▸ TASK PROMPT
Every record should be copied exactly, except that pictures are to be omitted.

▸ RECORDED INFORMATION
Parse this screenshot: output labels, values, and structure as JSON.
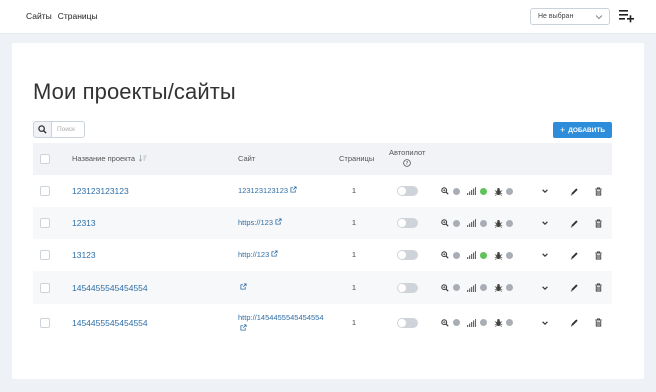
{
  "topbar": {
    "nav": [
      "Сайты",
      "Страницы"
    ],
    "select_value": "Не выбран"
  },
  "page": {
    "title": "Мои проекты/сайты",
    "search_placeholder": "Поиск",
    "add_button": "ДОБАВИТЬ"
  },
  "table": {
    "columns": {
      "name": "Название проекта",
      "site": "Сайт",
      "pages": "Страницы",
      "autopilot": "Автопилот"
    },
    "rows": [
      {
        "name": "123123123123",
        "site_line1": "123123123123",
        "site_line2": "",
        "pages": "1",
        "dots": [
          "gray",
          "green",
          "gray"
        ]
      },
      {
        "name": "12313",
        "site_line1": "https://123",
        "site_line2": "",
        "pages": "1",
        "dots": [
          "gray",
          "gray",
          "gray"
        ]
      },
      {
        "name": "13123",
        "site_line1": "http://123",
        "site_line2": "",
        "pages": "1",
        "dots": [
          "gray",
          "green",
          "gray"
        ]
      },
      {
        "name": "1454455545454554",
        "site_line1": "",
        "site_line2": "",
        "pages": "1",
        "dots": [
          "gray",
          "gray",
          "gray"
        ]
      },
      {
        "name": "1454455545454554",
        "site_line1": "http://1454455545454554",
        "site_line2": "",
        "pages": "1",
        "dots": [
          "gray",
          "gray",
          "gray"
        ]
      }
    ]
  },
  "colors": {
    "accent": "#2d8ddb",
    "link": "#2e6ea6",
    "dot_gray": "#a9aeb5",
    "dot_green": "#5ec45a"
  }
}
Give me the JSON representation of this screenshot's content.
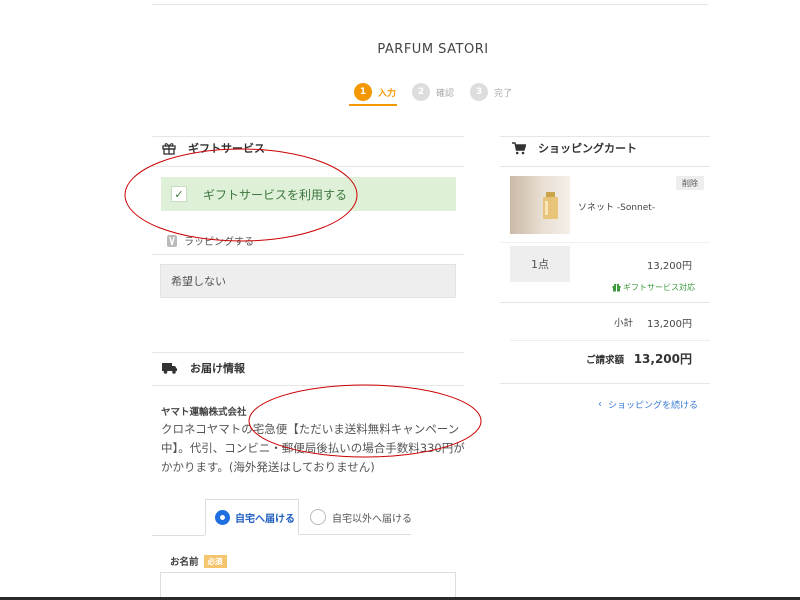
{
  "header": {
    "brand": "PARFUM SATORI",
    "steps": [
      {
        "num": "1",
        "label": "入力"
      },
      {
        "num": "2",
        "label": "確認"
      },
      {
        "num": "3",
        "label": "完了"
      }
    ]
  },
  "gift": {
    "title": "ギフトサービス",
    "checkbox_label": "ギフトサービスを利用する",
    "wrapping_label": "ラッピングする",
    "wrapping_value": "希望しない"
  },
  "delivery": {
    "title": "お届け情報",
    "carrier_name": "ヤマト運輸株式会社",
    "carrier_note": "クロネコヤマトの宅急便【ただいま送料無料キャンペーン中】。代引、コンビニ・郵便局後払いの場合手数料330円がかかります。(海外発送はしておりません)",
    "tabs": [
      {
        "label": "自宅へ届ける"
      },
      {
        "label": "自宅以外へ届ける"
      }
    ],
    "name_label": "お名前",
    "required_badge": "必須"
  },
  "cart": {
    "title": "ショッピングカート",
    "item": {
      "name": "ソネット -Sonnet-",
      "delete": "削除",
      "qty": "1点",
      "price": "13,200円",
      "gift_ok": "ギフトサービス対応"
    },
    "subtotal_label": "小計",
    "subtotal_value": "13,200円",
    "total_label": "ご請求額",
    "total_value": "13,200円",
    "continue_link": "ショッピングを続ける"
  },
  "colors": {
    "accent": "#f39800",
    "gift_bg": "#dff0d8",
    "gift_text": "#3c763d",
    "link": "#3a7bd5",
    "annotation": "#cc0000"
  }
}
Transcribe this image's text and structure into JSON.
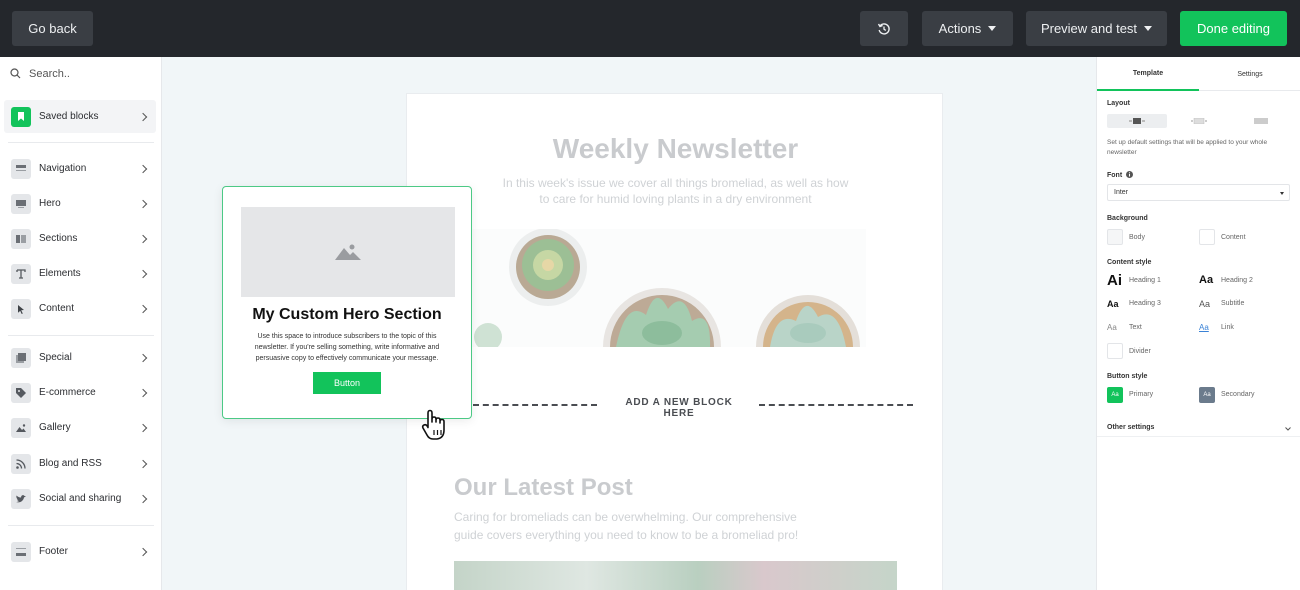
{
  "topbar": {
    "go_back": "Go back",
    "actions": "Actions",
    "preview": "Preview and test",
    "done": "Done editing"
  },
  "sidebar": {
    "search_placeholder": "Search..",
    "items": [
      {
        "label": "Saved blocks"
      },
      {
        "label": "Navigation"
      },
      {
        "label": "Hero"
      },
      {
        "label": "Sections"
      },
      {
        "label": "Elements"
      },
      {
        "label": "Content"
      },
      {
        "label": "Special"
      },
      {
        "label": "E-commerce"
      },
      {
        "label": "Gallery"
      },
      {
        "label": "Blog and RSS"
      },
      {
        "label": "Social and sharing"
      },
      {
        "label": "Footer"
      }
    ]
  },
  "email": {
    "title": "Weekly Newsletter",
    "subtitle": "In this week's issue we cover all things bromeliad, as well as how to care for humid loving plants in a dry environment",
    "add_block": "ADD A NEW BLOCK HERE",
    "post_title": "Our Latest Post",
    "post_body": "Caring for bromeliads can be overwhelming. Our comprehensive guide covers everything you need to know to be a bromeliad pro!"
  },
  "drag_card": {
    "title": "My Custom Hero Section",
    "body": "Use this space to introduce subscribers to the topic of this newsletter. If you're selling something, write informative and persuasive copy to effectively communicate your message.",
    "button": "Button"
  },
  "right_panel": {
    "tabs": [
      "Template",
      "Settings"
    ],
    "layout_label": "Layout",
    "layout_desc": "Set up default settings that will be applied to your whole newsletter",
    "font_label": "Font",
    "font_value": "Inter",
    "background_label": "Background",
    "bg_body": "Body",
    "bg_content": "Content",
    "content_style_label": "Content style",
    "styles": {
      "h1_icon": "Ai",
      "h1": "Heading 1",
      "h2_icon": "Aa",
      "h2": "Heading 2",
      "h3_icon": "Aa",
      "h3": "Heading 3",
      "sub_icon": "Aa",
      "subtitle": "Subtitle",
      "text_icon": "Aa",
      "text": "Text",
      "link_icon": "Aa",
      "link": "Link",
      "divider": "Divider"
    },
    "button_style_label": "Button style",
    "btn_icon": "Aa",
    "primary": "Primary",
    "secondary": "Secondary",
    "other_settings": "Other settings"
  },
  "colors": {
    "accent": "#12c35b",
    "topbar": "#24272c"
  }
}
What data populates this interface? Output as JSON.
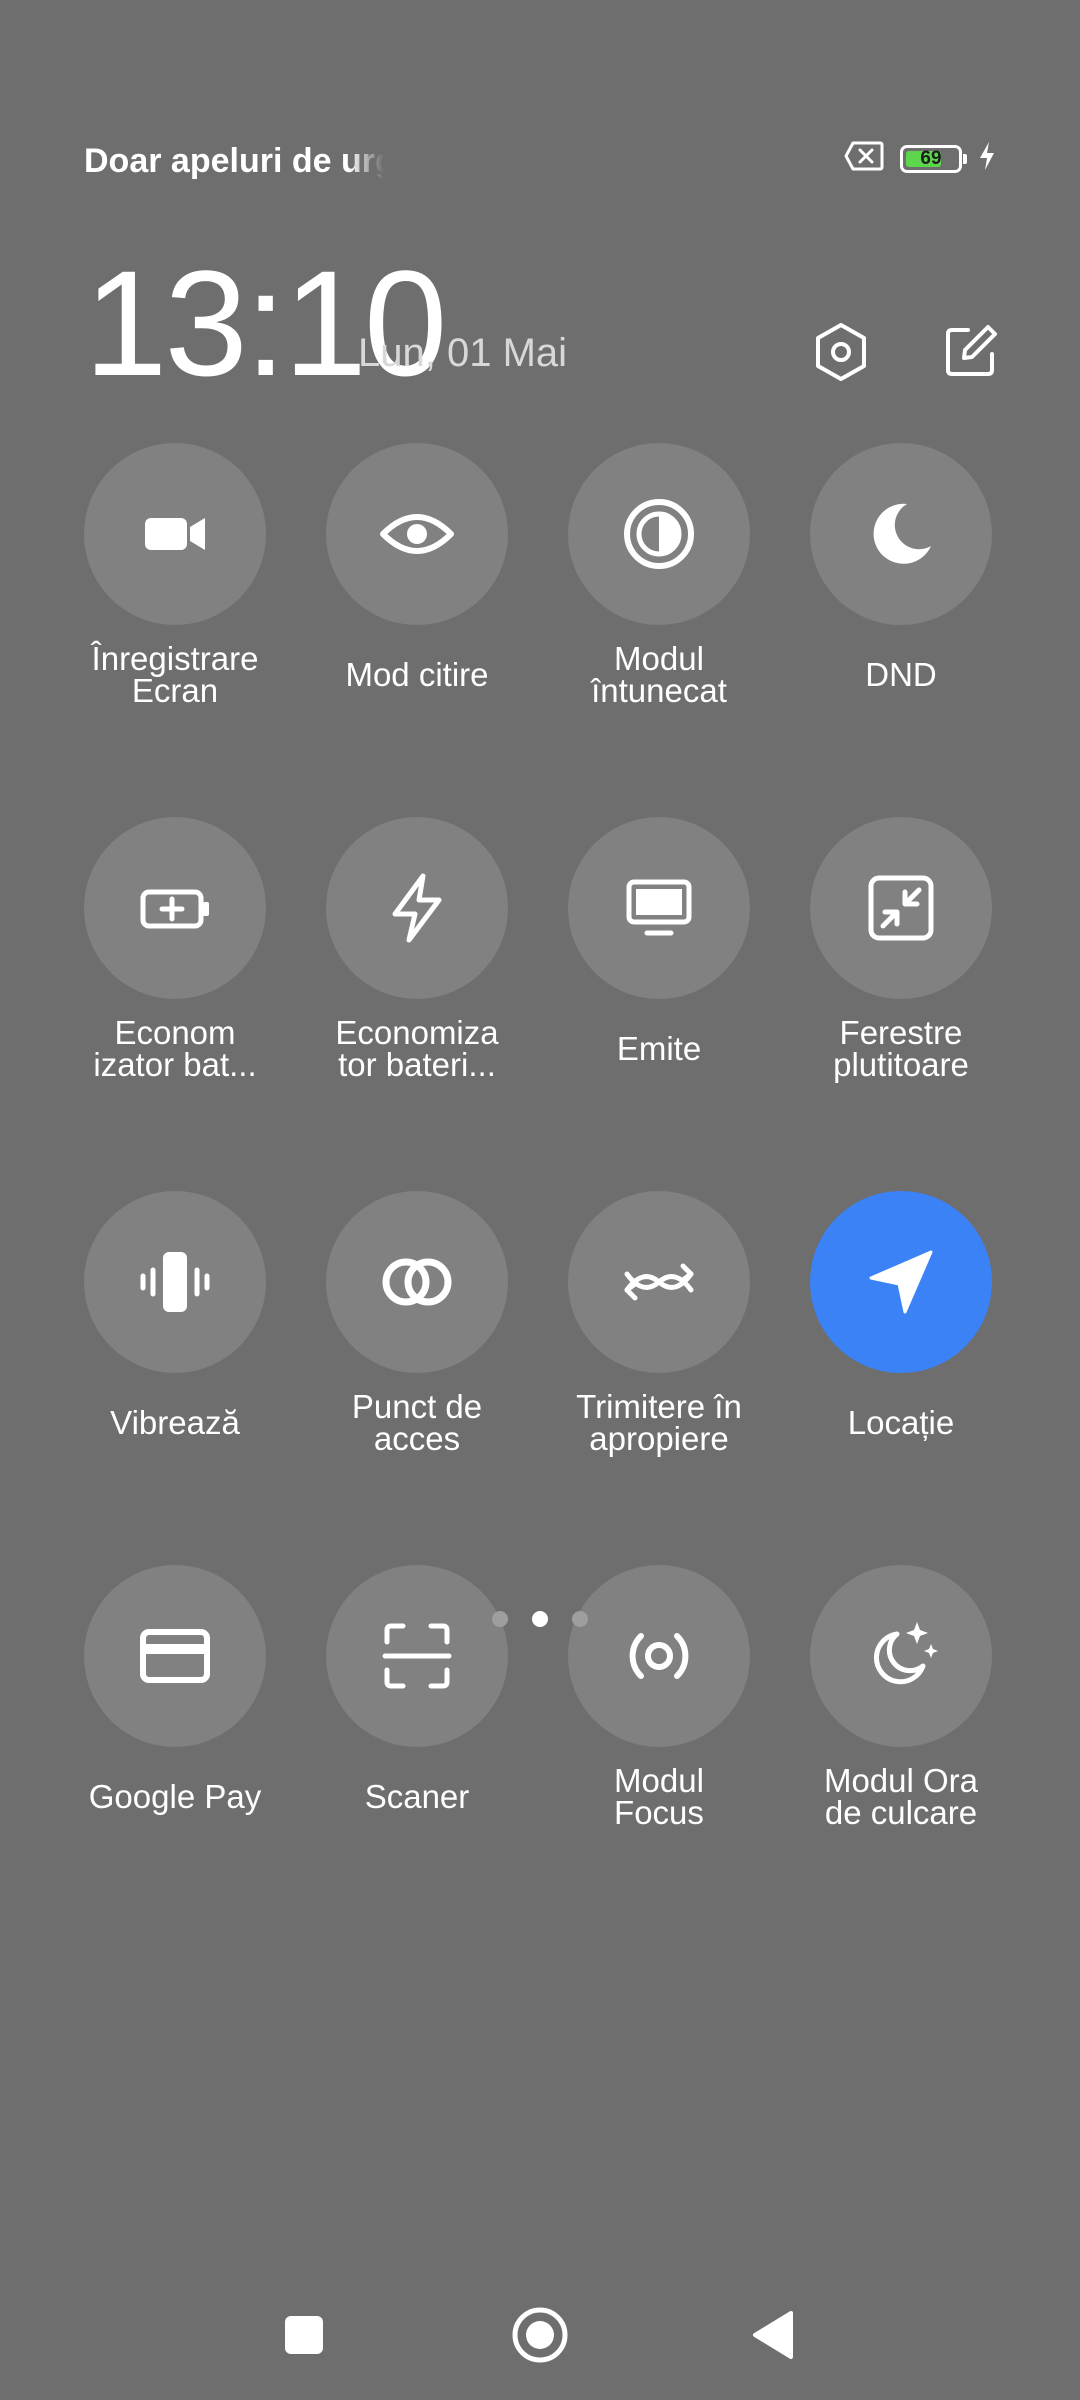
{
  "status": {
    "text": "Doar apeluri de urgență",
    "battery_level": "69",
    "battery_fraction": 0.69,
    "battery_color": "#5cd64b"
  },
  "header": {
    "time": "13:10",
    "date": "Lun, 01 Mai"
  },
  "tiles": [
    {
      "line1": "Înregistrare",
      "line2": "Ecran",
      "icon": "video-camera-icon",
      "active": false
    },
    {
      "line1": "Mod citire",
      "line2": "",
      "icon": "eye-icon",
      "active": false
    },
    {
      "line1": "Modul",
      "line2": "întunecat",
      "icon": "dark-mode-icon",
      "active": false
    },
    {
      "line1": "DND",
      "line2": "",
      "icon": "moon-icon",
      "active": false
    },
    {
      "line1": "Econom",
      "line2": "izator bat...",
      "icon": "battery-saver-icon",
      "active": false
    },
    {
      "line1": "Economiza",
      "line2": "tor bateri...",
      "icon": "lightning-icon",
      "active": false
    },
    {
      "line1": "Emite",
      "line2": "",
      "icon": "cast-screen-icon",
      "active": false
    },
    {
      "line1": "Ferestre",
      "line2": "plutitoare",
      "icon": "floating-window-icon",
      "active": false
    },
    {
      "line1": "Vibrează",
      "line2": "",
      "icon": "vibrate-icon",
      "active": false
    },
    {
      "line1": "Punct de",
      "line2": "acces",
      "icon": "hotspot-link-icon",
      "active": false
    },
    {
      "line1": "Trimitere în",
      "line2": "apropiere",
      "icon": "nearby-share-icon",
      "active": false
    },
    {
      "line1": "Locație",
      "line2": "",
      "icon": "location-arrow-icon",
      "active": true
    },
    {
      "line1": "Google Pay",
      "line2": "",
      "icon": "credit-card-icon",
      "active": false
    },
    {
      "line1": "Scaner",
      "line2": "",
      "icon": "scanner-icon",
      "active": false
    },
    {
      "line1": "Modul",
      "line2": "Focus",
      "icon": "focus-mode-icon",
      "active": false
    },
    {
      "line1": "Modul Ora",
      "line2": "de culcare",
      "icon": "bedtime-icon",
      "active": false
    }
  ],
  "pager": {
    "count": 3,
    "active_index": 1
  },
  "colors": {
    "background": "#6e6e6e",
    "tile_inactive": "#818181",
    "tile_active": "#3b82f6"
  }
}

▸ EXERCISE RESPONSE
Parse this screenshot: output labels, values, and structure as JSON.
{
  "topbar": {
    "nav": [
      "Сайты",
      "Страницы"
    ],
    "select_value": "Не выбран"
  },
  "page": {
    "title": "Мои проекты/сайты",
    "search_placeholder": "Поиск",
    "add_button": "ДОБАВИТЬ"
  },
  "table": {
    "columns": {
      "name": "Название проекта",
      "site": "Сайт",
      "pages": "Страницы",
      "autopilot": "Автопилот"
    },
    "rows": [
      {
        "name": "123123123123",
        "site_line1": "123123123123",
        "site_line2": "",
        "pages": "1",
        "dots": [
          "gray",
          "green",
          "gray"
        ]
      },
      {
        "name": "12313",
        "site_line1": "https://123",
        "site_line2": "",
        "pages": "1",
        "dots": [
          "gray",
          "gray",
          "gray"
        ]
      },
      {
        "name": "13123",
        "site_line1": "http://123",
        "site_line2": "",
        "pages": "1",
        "dots": [
          "gray",
          "green",
          "gray"
        ]
      },
      {
        "name": "1454455545454554",
        "site_line1": "",
        "site_line2": "",
        "pages": "1",
        "dots": [
          "gray",
          "gray",
          "gray"
        ]
      },
      {
        "name": "1454455545454554",
        "site_line1": "http://1454455545454554",
        "site_line2": "",
        "pages": "1",
        "dots": [
          "gray",
          "gray",
          "gray"
        ]
      }
    ]
  },
  "colors": {
    "accent": "#2d8ddb",
    "link": "#2e6ea6",
    "dot_gray": "#a9aeb5",
    "dot_green": "#5ec45a"
  }
}
Give me the JSON representation of this screenshot's content.
{
  "header": {
    "brand": "PARFUM SATORI",
    "steps": [
      {
        "num": "1",
        "label": "入力"
      },
      {
        "num": "2",
        "label": "確認"
      },
      {
        "num": "3",
        "label": "完了"
      }
    ]
  },
  "gift": {
    "title": "ギフトサービス",
    "checkbox_label": "ギフトサービスを利用する",
    "wrapping_label": "ラッピングする",
    "wrapping_value": "希望しない"
  },
  "delivery": {
    "title": "お届け情報",
    "carrier_name": "ヤマト運輸株式会社",
    "carrier_note": "クロネコヤマトの宅急便【ただいま送料無料キャンペーン中】。代引、コンビニ・郵便局後払いの場合手数料330円がかかります。(海外発送はしておりません)",
    "tabs": [
      {
        "label": "自宅へ届ける"
      },
      {
        "label": "自宅以外へ届ける"
      }
    ],
    "name_label": "お名前",
    "required_badge": "必須"
  },
  "cart": {
    "title": "ショッピングカート",
    "item": {
      "name": "ソネット -Sonnet-",
      "delete": "削除",
      "qty": "1点",
      "price": "13,200円",
      "gift_ok": "ギフトサービス対応"
    },
    "subtotal_label": "小計",
    "subtotal_value": "13,200円",
    "total_label": "ご請求額",
    "total_value": "13,200円",
    "continue_link": "ショッピングを続ける"
  },
  "colors": {
    "accent": "#f39800",
    "gift_bg": "#dff0d8",
    "gift_text": "#3c763d",
    "link": "#3a7bd5",
    "annotation": "#cc0000"
  }
}
Transcribe this image's text and structure into JSON.
{
  "topbar": {
    "go_back": "Go back",
    "actions": "Actions",
    "preview": "Preview and test",
    "done": "Done editing"
  },
  "sidebar": {
    "search_placeholder": "Search..",
    "items": [
      {
        "label": "Saved blocks"
      },
      {
        "label": "Navigation"
      },
      {
        "label": "Hero"
      },
      {
        "label": "Sections"
      },
      {
        "label": "Elements"
      },
      {
        "label": "Content"
      },
      {
        "label": "Special"
      },
      {
        "label": "E-commerce"
      },
      {
        "label": "Gallery"
      },
      {
        "label": "Blog and RSS"
      },
      {
        "label": "Social and sharing"
      },
      {
        "label": "Footer"
      }
    ]
  },
  "email": {
    "title": "Weekly Newsletter",
    "subtitle": "In this week's issue we cover all things bromeliad, as well as how to care for humid loving plants in a dry environment",
    "add_block": "ADD A NEW BLOCK HERE",
    "post_title": "Our Latest Post",
    "post_body": "Caring for bromeliads can be overwhelming. Our comprehensive guide covers everything you need to know to be a bromeliad pro!"
  },
  "drag_card": {
    "title": "My Custom Hero Section",
    "body": "Use this space to introduce subscribers to the topic of this newsletter. If you're selling something, write informative and persuasive copy to effectively communicate your message.",
    "button": "Button"
  },
  "right_panel": {
    "tabs": [
      "Template",
      "Settings"
    ],
    "layout_label": "Layout",
    "layout_desc": "Set up default settings that will be applied to your whole newsletter",
    "font_label": "Font",
    "font_value": "Inter",
    "background_label": "Background",
    "bg_body": "Body",
    "bg_content": "Content",
    "content_style_label": "Content style",
    "styles": {
      "h1_icon": "Ai",
      "h1": "Heading 1",
      "h2_icon": "Aa",
      "h2": "Heading 2",
      "h3_icon": "Aa",
      "h3": "Heading 3",
      "sub_icon": "Aa",
      "subtitle": "Subtitle",
      "text_icon": "Aa",
      "text": "Text",
      "link_icon": "Aa",
      "link": "Link",
      "divider": "Divider"
    },
    "button_style_label": "Button style",
    "btn_icon": "Aa",
    "primary": "Primary",
    "secondary": "Secondary",
    "other_settings": "Other settings"
  },
  "colors": {
    "accent": "#12c35b",
    "topbar": "#24272c"
  }
}
What data populates this interface? Output as JSON.
{
  "status": {
    "text": "Doar apeluri de urgență",
    "battery_level": "69",
    "battery_fraction": 0.69,
    "battery_color": "#5cd64b"
  },
  "header": {
    "time": "13:10",
    "date": "Lun, 01 Mai"
  },
  "tiles": [
    {
      "line1": "Înregistrare",
      "line2": "Ecran",
      "icon": "video-camera-icon",
      "active": false
    },
    {
      "line1": "Mod citire",
      "line2": "",
      "icon": "eye-icon",
      "active": false
    },
    {
      "line1": "Modul",
      "line2": "întunecat",
      "icon": "dark-mode-icon",
      "active": false
    },
    {
      "line1": "DND",
      "line2": "",
      "icon": "moon-icon",
      "active": false
    },
    {
      "line1": "Econom",
      "line2": "izator bat...",
      "icon": "battery-saver-icon",
      "active": false
    },
    {
      "line1": "Economiza",
      "line2": "tor bateri...",
      "icon": "lightning-icon",
      "active": false
    },
    {
      "line1": "Emite",
      "line2": "",
      "icon": "cast-screen-icon",
      "active": false
    },
    {
      "line1": "Ferestre",
      "line2": "plutitoare",
      "icon": "floating-window-icon",
      "active": false
    },
    {
      "line1": "Vibrează",
      "line2": "",
      "icon": "vibrate-icon",
      "active": false
    },
    {
      "line1": "Punct de",
      "line2": "acces",
      "icon": "hotspot-link-icon",
      "active": false
    },
    {
      "line1": "Trimitere în",
      "line2": "apropiere",
      "icon": "nearby-share-icon",
      "active": false
    },
    {
      "line1": "Locație",
      "line2": "",
      "icon": "location-arrow-icon",
      "active": true
    },
    {
      "line1": "Google Pay",
      "line2": "",
      "icon": "credit-card-icon",
      "active": false
    },
    {
      "line1": "Scaner",
      "line2": "",
      "icon": "scanner-icon",
      "active": false
    },
    {
      "line1": "Modul",
      "line2": "Focus",
      "icon": "focus-mode-icon",
      "active": false
    },
    {
      "line1": "Modul Ora",
      "line2": "de culcare",
      "icon": "bedtime-icon",
      "active": false
    }
  ],
  "pager": {
    "count": 3,
    "active_index": 1
  },
  "colors": {
    "background": "#6e6e6e",
    "tile_inactive": "#818181",
    "tile_active": "#3b82f6"
  }
}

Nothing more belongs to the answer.